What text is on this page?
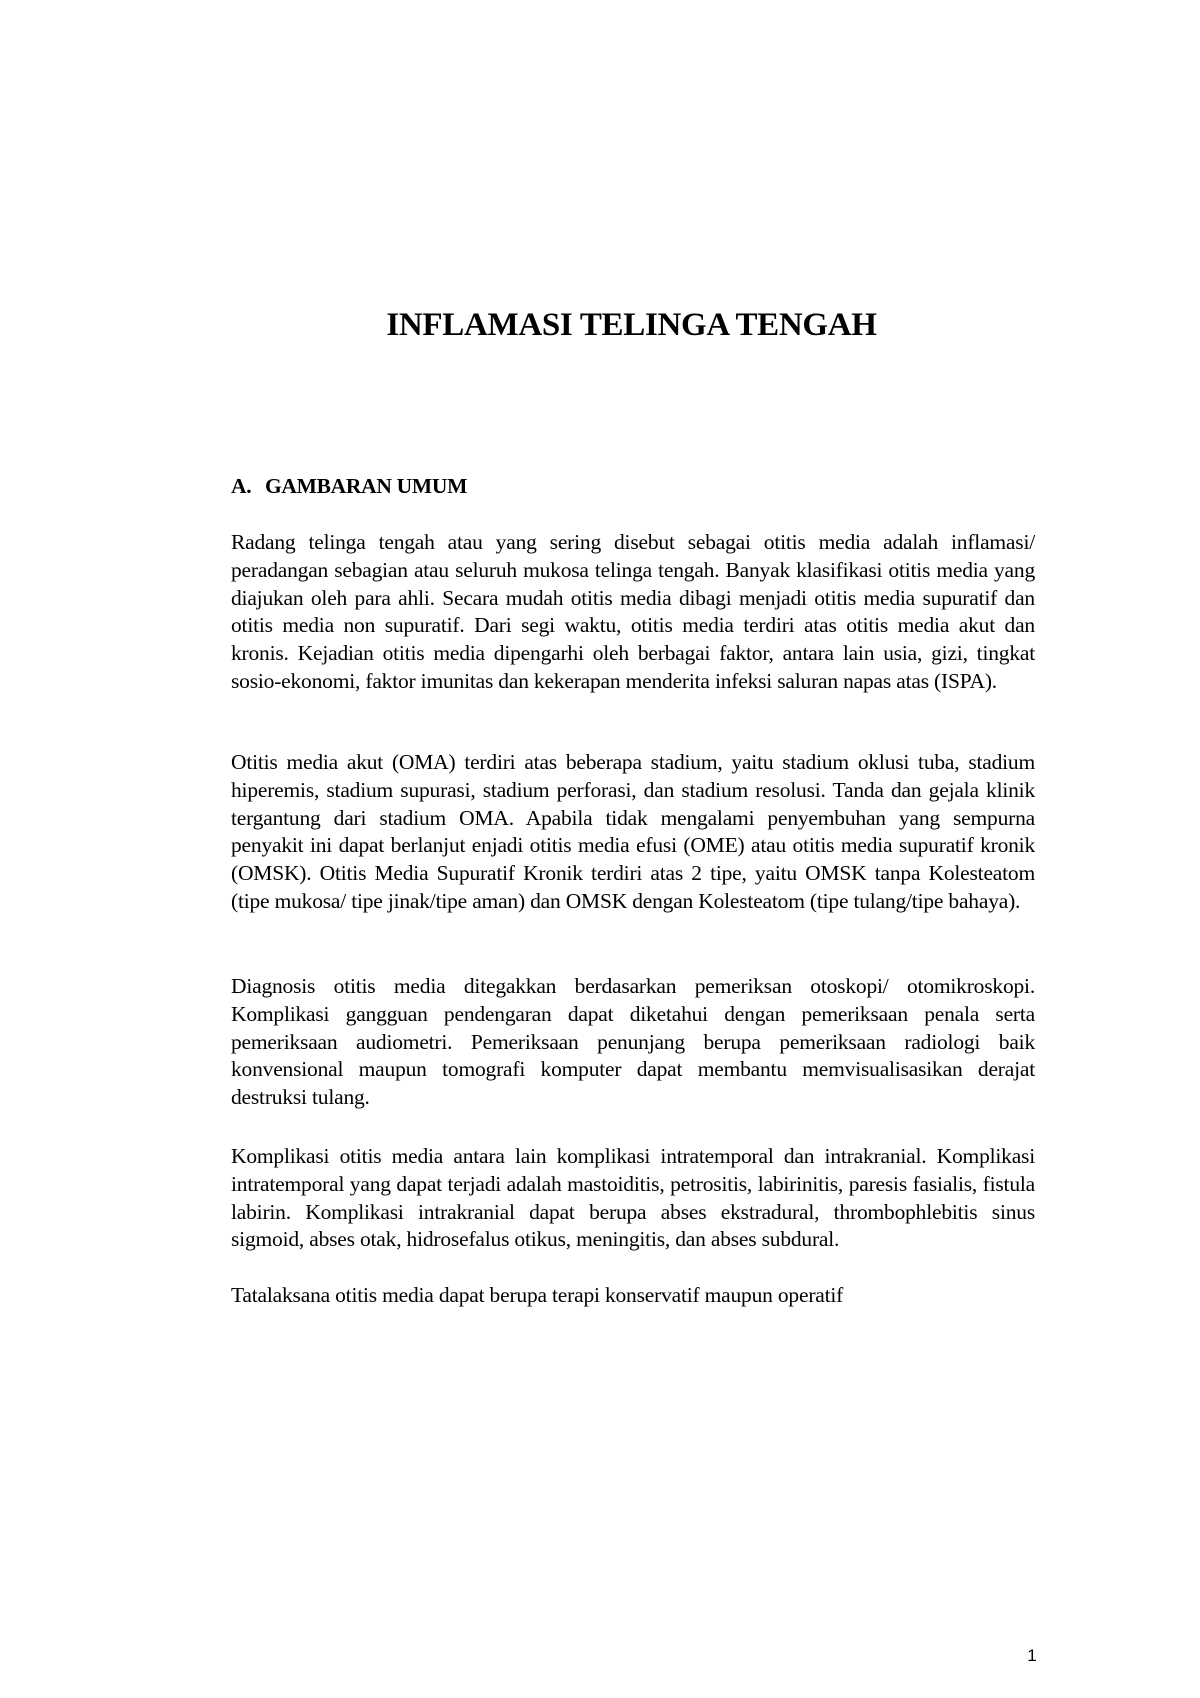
INFLAMASI TELINGA TENGAH
A. GAMBARAN UMUM

Radang telinga tengah atau yang sering disebut sebagai otitis media adalah inflamasi/ peradangan sebagian atau seluruh mukosa telinga tengah. Banyak klasifikasi otitis media yang diajukan oleh para ahli. Secara mudah otitis media dibagi menjadi otitis media supuratif dan otitis media non supuratif. Dari segi waktu, otitis media terdiri atas otitis media akut dan kronis. Kejadian otitis media dipengarhi oleh berbagai faktor, antara lain usia, gizi, tingkat sosio-ekonomi, faktor imunitas dan kekerapan menderita infeksi saluran napas atas (ISPA).

Otitis media akut (OMA) terdiri atas beberapa stadium, yaitu stadium oklusi tuba, stadium hiperemis, stadium supurasi, stadium perforasi, dan stadium resolusi. Tanda dan gejala klinik tergantung dari stadium OMA. Apabila tidak mengalami penyembuhan yang sempurna penyakit ini dapat berlanjut enjadi otitis media efusi (OME) atau otitis media supuratif kronik (OMSK). Otitis Media Supuratif Kronik terdiri atas 2 tipe, yaitu OMSK tanpa Kolesteatom (tipe mukosa/ tipe jinak/tipe aman) dan OMSK dengan Kolesteatom (tipe tulang/tipe bahaya).

Diagnosis otitis media ditegakkan berdasarkan pemeriksan otoskopi/ otomikroskopi. Komplikasi gangguan pendengaran dapat diketahui dengan pemeriksaan penala serta pemeriksaan audiometri. Pemeriksaan penunjang berupa pemeriksaan radiologi baik konvensional maupun tomografi komputer dapat membantu memvisualisasikan derajat destruksi tulang.

Komplikasi otitis media antara lain komplikasi intratemporal dan intrakranial. Komplikasi intratemporal yang dapat terjadi adalah mastoiditis, petrositis, labirinitis, paresis fasialis, fistula labirin. Komplikasi intrakranial dapat berupa abses ekstradural, thrombophlebitis sinus sigmoid, abses otak, hidrosefalus otikus, meningitis, dan abses subdural.

Tatalaksana otitis media dapat berupa terapi konservatif maupun operatif

1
■ ■ ■ ■
- [Required task]: Omit the pictures and reproduce the listing exactly.

- [Answer below]:
What text is on this page?
INFLAMASI TELINGA TENGAH
A. GAMBARAN UMUM

Radang telinga tengah atau yang sering disebut sebagai otitis media adalah inflamasi/ peradangan sebagian atau seluruh mukosa telinga tengah. Banyak klasifikasi otitis media yang diajukan oleh para ahli. Secara mudah otitis media dibagi menjadi otitis media supuratif dan otitis media non supuratif. Dari segi waktu, otitis media terdiri atas otitis media akut dan kronis. Kejadian otitis media dipengarhi oleh berbagai faktor, antara lain usia, gizi, tingkat sosio-ekonomi, faktor imunitas dan kekerapan menderita infeksi saluran napas atas (ISPA).

Otitis media akut (OMA) terdiri atas beberapa stadium, yaitu stadium oklusi tuba, stadium hiperemis, stadium supurasi, stadium perforasi, dan stadium resolusi. Tanda dan gejala klinik tergantung dari stadium OMA. Apabila tidak mengalami penyembuhan yang sempurna penyakit ini dapat berlanjut enjadi otitis media efusi (OME) atau otitis media supuratif kronik (OMSK). Otitis Media Supuratif Kronik terdiri atas 2 tipe, yaitu OMSK tanpa Kolesteatom (tipe mukosa/ tipe jinak/tipe aman) dan OMSK dengan Kolesteatom (tipe tulang/tipe bahaya).

Diagnosis otitis media ditegakkan berdasarkan pemeriksan otoskopi/ otomikroskopi. Komplikasi gangguan pendengaran dapat diketahui dengan pemeriksaan penala serta pemeriksaan audiometri. Pemeriksaan penunjang berupa pemeriksaan radiologi baik konvensional maupun tomografi komputer dapat membantu memvisualisasikan derajat destruksi tulang.

Komplikasi otitis media antara lain komplikasi intratemporal dan intrakranial. Komplikasi intratemporal yang dapat terjadi adalah mastoiditis, petrositis, labirinitis, paresis fasialis, fistula labirin. Komplikasi intrakranial dapat berupa abses ekstradural, thrombophlebitis sinus sigmoid, abses otak, hidrosefalus otikus, meningitis, dan abses subdural.

Tatalaksana otitis media dapat berupa terapi konservatif maupun operatif

1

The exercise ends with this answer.